◆ **Travail demandé**: D'après la critique de Johnny Mad Dog, par quoi le film se termine-t-il ?

◆ **Passage extrait**:
========================================================================

Véritable OVNI dans la production française actuelle, il faut aller voir et soutenir Johnny Mad Dog.
Grâce à un casting étonnant et à une caméra très mobile, Jean-Stéphane Sauvaire dénonce les exactions d’une bande d’enfants manipulés par leurs aînés, au cœur d’un conflit où les civiles sont les premières victimes des combats et des pillages. Parallèlement, il s’attache aussi à la fuite désespérée d’une jeune adolescente, Laokolé, et à ses efforts pour sauver son père et son jeune frère tandis qu’autour d’elle les enfants soldats commettent leurs forfaits.
Œuvre forte et sans concession, Johnny Mad Dog pointe du doigt l’absurdité d’une guerre qui n’a aucun sens, sinon celui du profit, l’impuissance des forces de l’ONU, les familles brisées et la destruction mentale et physique de ce qui fait l’avenir d’un peuple : ses enfants !
Malgré tout, ce film reste aussi un chant d’espoir.
Laokolé, jeune fille instruite, garde son humanité et sa dignité alors que le chaos fait rage. Tandis que les jeunes soldats qui « jouent » à être des hommes laissent poindre des restes d’enfance (donc d’humanité) notamment par les déguisements dont ils s’affublent. Ces restes d’enfance qui résistent en eux, et que des adultes sans scrupules n’ont pas réussi à gommer, brillent comme la lueur d’un possible renouveau.
Le film se termine par une série de photos du conflit qui a ravagé le Liberia, venant nous rappeler, si il en était besoin, que tout ce que nous venons de voir n’est pas de la fiction et que celle-ci est, comme bien souvent, en-dessous de la réalité.

========================================================================

◆ **Informations fournies**:

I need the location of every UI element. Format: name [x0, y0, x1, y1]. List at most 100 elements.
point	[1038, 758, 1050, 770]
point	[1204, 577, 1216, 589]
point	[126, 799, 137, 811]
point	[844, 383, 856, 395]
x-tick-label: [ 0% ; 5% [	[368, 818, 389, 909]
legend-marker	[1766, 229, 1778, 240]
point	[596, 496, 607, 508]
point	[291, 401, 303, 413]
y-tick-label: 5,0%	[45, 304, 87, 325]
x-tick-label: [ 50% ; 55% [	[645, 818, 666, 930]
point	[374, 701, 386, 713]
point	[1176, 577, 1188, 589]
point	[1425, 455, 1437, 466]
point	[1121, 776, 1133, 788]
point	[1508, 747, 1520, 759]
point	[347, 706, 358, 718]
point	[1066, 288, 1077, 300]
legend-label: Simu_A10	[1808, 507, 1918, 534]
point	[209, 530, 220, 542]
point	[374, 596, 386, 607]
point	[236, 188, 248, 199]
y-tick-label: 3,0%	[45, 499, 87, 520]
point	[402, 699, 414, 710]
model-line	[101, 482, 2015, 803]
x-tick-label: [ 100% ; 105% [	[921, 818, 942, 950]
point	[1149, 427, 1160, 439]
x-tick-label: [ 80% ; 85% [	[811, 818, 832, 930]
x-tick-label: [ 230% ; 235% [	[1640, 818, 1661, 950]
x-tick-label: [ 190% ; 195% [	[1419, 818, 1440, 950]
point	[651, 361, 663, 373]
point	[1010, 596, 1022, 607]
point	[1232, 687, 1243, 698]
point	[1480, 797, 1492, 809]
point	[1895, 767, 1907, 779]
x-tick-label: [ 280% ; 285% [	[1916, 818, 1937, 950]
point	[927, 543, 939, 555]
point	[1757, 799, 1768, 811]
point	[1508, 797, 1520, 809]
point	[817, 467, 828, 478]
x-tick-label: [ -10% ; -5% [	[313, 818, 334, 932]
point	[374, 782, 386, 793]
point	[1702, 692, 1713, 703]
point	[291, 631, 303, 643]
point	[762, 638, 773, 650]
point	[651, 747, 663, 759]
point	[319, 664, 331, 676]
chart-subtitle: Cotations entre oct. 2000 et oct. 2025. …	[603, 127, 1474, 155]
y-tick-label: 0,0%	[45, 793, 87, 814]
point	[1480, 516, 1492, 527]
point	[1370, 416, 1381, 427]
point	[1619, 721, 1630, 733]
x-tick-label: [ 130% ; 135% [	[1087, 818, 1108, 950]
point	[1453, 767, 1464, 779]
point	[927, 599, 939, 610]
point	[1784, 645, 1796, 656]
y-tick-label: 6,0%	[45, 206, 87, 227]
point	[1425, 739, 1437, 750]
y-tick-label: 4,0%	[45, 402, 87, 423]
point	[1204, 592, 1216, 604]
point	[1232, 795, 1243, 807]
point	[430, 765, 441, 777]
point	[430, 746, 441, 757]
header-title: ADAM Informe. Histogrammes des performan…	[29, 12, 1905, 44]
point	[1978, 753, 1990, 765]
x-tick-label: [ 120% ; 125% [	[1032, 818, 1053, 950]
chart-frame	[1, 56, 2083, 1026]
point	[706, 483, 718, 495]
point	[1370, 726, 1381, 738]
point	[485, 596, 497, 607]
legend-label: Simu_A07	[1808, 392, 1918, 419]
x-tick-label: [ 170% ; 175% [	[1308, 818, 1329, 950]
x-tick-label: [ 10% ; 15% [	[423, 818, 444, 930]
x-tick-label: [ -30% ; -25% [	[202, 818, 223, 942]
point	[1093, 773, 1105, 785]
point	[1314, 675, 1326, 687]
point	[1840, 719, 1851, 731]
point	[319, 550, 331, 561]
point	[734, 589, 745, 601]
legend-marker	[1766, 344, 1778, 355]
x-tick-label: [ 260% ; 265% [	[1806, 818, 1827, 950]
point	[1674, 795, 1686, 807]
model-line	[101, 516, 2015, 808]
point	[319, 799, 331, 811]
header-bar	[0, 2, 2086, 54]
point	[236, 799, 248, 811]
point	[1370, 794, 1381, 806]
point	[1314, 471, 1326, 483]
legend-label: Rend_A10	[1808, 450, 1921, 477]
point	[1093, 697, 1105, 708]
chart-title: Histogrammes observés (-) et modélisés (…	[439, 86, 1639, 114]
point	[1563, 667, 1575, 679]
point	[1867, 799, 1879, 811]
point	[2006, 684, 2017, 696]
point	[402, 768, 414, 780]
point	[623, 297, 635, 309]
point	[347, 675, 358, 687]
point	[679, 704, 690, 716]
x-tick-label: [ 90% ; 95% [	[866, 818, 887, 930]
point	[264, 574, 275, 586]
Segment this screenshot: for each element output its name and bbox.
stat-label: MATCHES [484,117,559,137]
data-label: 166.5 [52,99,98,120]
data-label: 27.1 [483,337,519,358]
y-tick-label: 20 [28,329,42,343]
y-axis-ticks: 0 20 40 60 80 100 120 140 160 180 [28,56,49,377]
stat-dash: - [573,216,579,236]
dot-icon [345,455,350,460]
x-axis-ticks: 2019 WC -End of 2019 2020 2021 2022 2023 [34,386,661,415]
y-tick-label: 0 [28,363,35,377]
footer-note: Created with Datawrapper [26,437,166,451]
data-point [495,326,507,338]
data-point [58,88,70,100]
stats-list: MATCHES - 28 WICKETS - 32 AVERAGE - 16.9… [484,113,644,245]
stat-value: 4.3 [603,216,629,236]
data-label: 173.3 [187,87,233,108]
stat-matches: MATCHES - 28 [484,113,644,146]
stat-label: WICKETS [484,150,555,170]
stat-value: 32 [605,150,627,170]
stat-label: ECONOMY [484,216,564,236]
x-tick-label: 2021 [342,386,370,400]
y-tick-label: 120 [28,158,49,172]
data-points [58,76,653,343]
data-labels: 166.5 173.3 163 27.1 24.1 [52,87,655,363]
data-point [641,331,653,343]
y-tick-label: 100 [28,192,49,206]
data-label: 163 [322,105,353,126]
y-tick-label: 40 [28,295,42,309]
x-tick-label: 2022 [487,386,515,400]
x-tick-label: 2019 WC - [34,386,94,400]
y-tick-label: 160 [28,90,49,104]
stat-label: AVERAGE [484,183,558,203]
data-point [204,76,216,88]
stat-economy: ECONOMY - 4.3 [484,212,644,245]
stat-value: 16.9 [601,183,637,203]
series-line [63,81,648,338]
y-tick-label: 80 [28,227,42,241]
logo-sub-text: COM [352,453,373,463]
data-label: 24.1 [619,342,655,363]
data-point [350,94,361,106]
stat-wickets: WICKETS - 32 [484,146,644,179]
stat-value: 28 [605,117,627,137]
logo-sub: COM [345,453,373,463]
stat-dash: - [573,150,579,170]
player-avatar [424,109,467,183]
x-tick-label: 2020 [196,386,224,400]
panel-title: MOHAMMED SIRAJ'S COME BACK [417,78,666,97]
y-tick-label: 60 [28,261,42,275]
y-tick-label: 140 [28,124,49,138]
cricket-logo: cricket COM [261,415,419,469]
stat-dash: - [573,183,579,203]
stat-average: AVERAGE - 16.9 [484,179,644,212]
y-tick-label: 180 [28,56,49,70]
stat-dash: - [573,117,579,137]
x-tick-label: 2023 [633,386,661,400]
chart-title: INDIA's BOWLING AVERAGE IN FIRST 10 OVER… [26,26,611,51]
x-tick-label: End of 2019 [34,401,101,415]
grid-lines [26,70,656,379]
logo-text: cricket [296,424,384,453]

========================================================================

◆ **Résultat obtenu**: Par une série de photos du conflit qui a ravagé le Liberia.